- _WHAT YOU ARE ASKED TO DO_:
The lines to transcribe begin with the one containing "Convert this document image to plain text." and end with the last line below; reproduce them exactly, without the pictures.

────

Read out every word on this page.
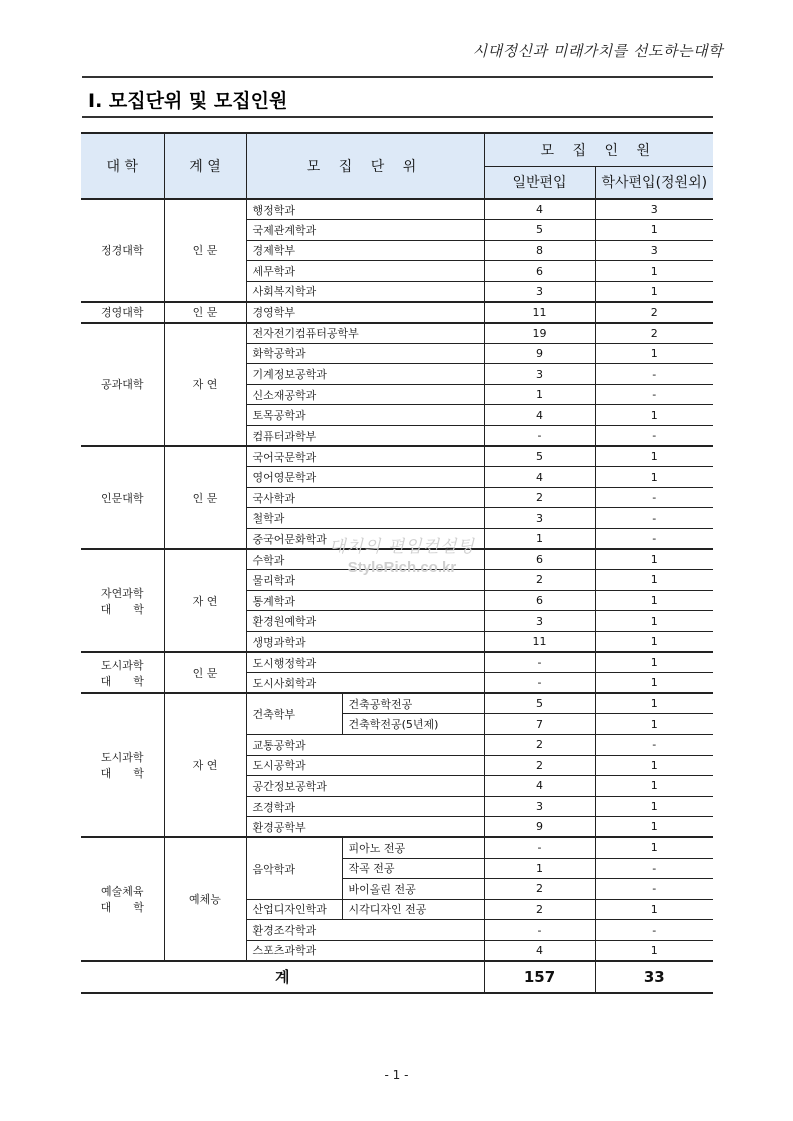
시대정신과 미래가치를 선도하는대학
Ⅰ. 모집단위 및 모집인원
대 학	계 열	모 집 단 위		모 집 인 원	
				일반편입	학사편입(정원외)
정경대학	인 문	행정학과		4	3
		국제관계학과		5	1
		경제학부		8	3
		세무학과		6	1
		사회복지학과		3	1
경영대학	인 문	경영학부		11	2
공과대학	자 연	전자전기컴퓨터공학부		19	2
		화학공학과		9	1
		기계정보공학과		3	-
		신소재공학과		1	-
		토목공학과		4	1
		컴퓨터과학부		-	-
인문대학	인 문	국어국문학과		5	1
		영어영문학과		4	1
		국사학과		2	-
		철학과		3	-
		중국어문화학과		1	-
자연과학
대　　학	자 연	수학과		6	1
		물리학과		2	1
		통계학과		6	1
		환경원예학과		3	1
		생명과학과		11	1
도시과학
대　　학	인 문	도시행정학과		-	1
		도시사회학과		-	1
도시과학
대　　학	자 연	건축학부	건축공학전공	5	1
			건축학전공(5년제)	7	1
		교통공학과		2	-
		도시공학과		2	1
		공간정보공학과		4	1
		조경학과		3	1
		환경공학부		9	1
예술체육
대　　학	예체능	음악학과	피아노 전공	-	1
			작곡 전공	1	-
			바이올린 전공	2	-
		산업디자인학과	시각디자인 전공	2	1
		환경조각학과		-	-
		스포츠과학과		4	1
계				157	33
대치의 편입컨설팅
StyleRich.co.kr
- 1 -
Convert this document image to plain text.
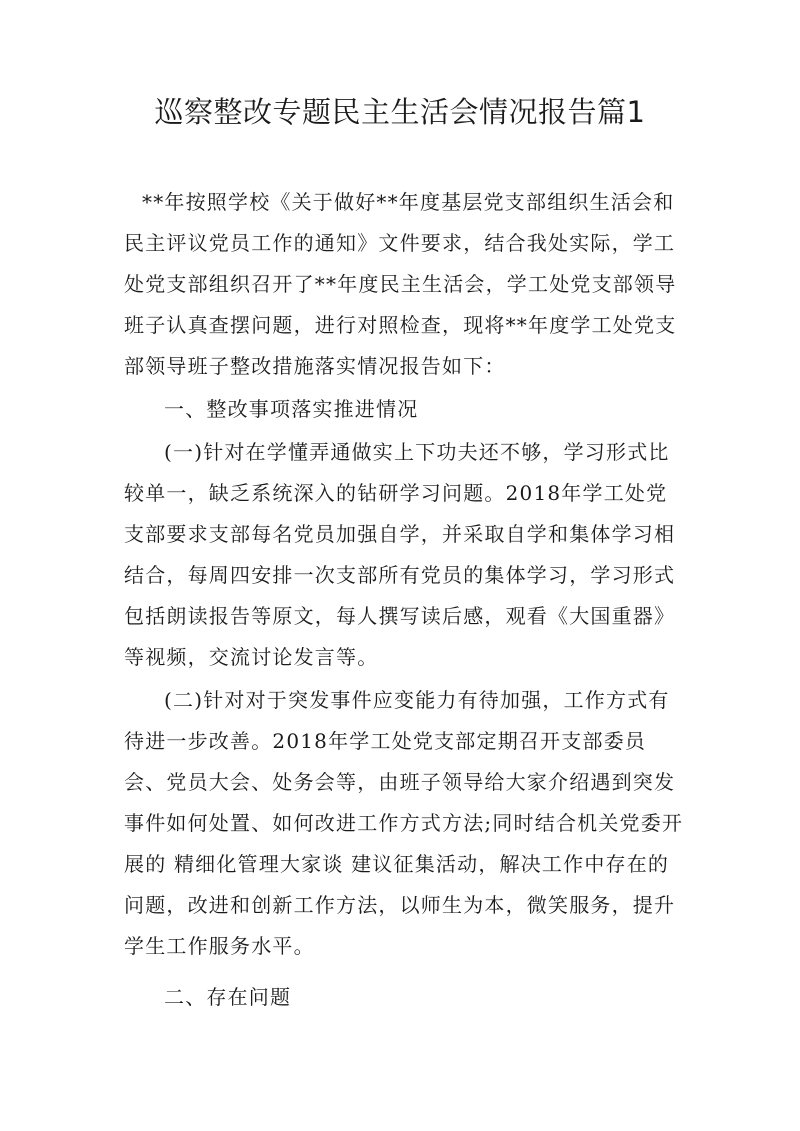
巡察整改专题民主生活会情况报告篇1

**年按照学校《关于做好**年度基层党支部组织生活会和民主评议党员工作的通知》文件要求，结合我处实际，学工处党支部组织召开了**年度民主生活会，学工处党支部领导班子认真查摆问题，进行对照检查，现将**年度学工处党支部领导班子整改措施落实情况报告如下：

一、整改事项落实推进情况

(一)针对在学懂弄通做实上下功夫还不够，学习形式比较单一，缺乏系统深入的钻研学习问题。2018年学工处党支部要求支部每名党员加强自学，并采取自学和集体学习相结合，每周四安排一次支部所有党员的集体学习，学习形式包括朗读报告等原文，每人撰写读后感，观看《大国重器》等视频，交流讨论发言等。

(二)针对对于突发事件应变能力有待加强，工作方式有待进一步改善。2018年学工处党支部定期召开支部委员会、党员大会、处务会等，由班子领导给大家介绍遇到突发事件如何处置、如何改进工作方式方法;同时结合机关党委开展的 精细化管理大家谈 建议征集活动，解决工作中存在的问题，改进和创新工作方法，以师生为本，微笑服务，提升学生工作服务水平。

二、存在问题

────

- _RESPONSE FOR THIS EXERCISE_:
Convert this document image to plain text.
巡察整改专题民主生活会情况报告篇1

**年按照学校《关于做好**年度基层党支部组织生活会和民主评议党员工作的通知》文件要求，结合我处实际，学工处党支部组织召开了**年度民主生活会，学工处党支部领导班子认真查摆问题，进行对照检查，现将**年度学工处党支部领导班子整改措施落实情况报告如下：

一、整改事项落实推进情况

(一)针对在学懂弄通做实上下功夫还不够，学习形式比较单一，缺乏系统深入的钻研学习问题。2018年学工处党支部要求支部每名党员加强自学，并采取自学和集体学习相结合，每周四安排一次支部所有党员的集体学习，学习形式包括朗读报告等原文，每人撰写读后感，观看《大国重器》等视频，交流讨论发言等。

(二)针对对于突发事件应变能力有待加强，工作方式有待进一步改善。2018年学工处党支部定期召开支部委员会、党员大会、处务会等，由班子领导给大家介绍遇到突发事件如何处置、如何改进工作方式方法;同时结合机关党委开展的 精细化管理大家谈 建议征集活动，解决工作中存在的问题，改进和创新工作方法，以师生为本，微笑服务，提升学生工作服务水平。

二、存在问题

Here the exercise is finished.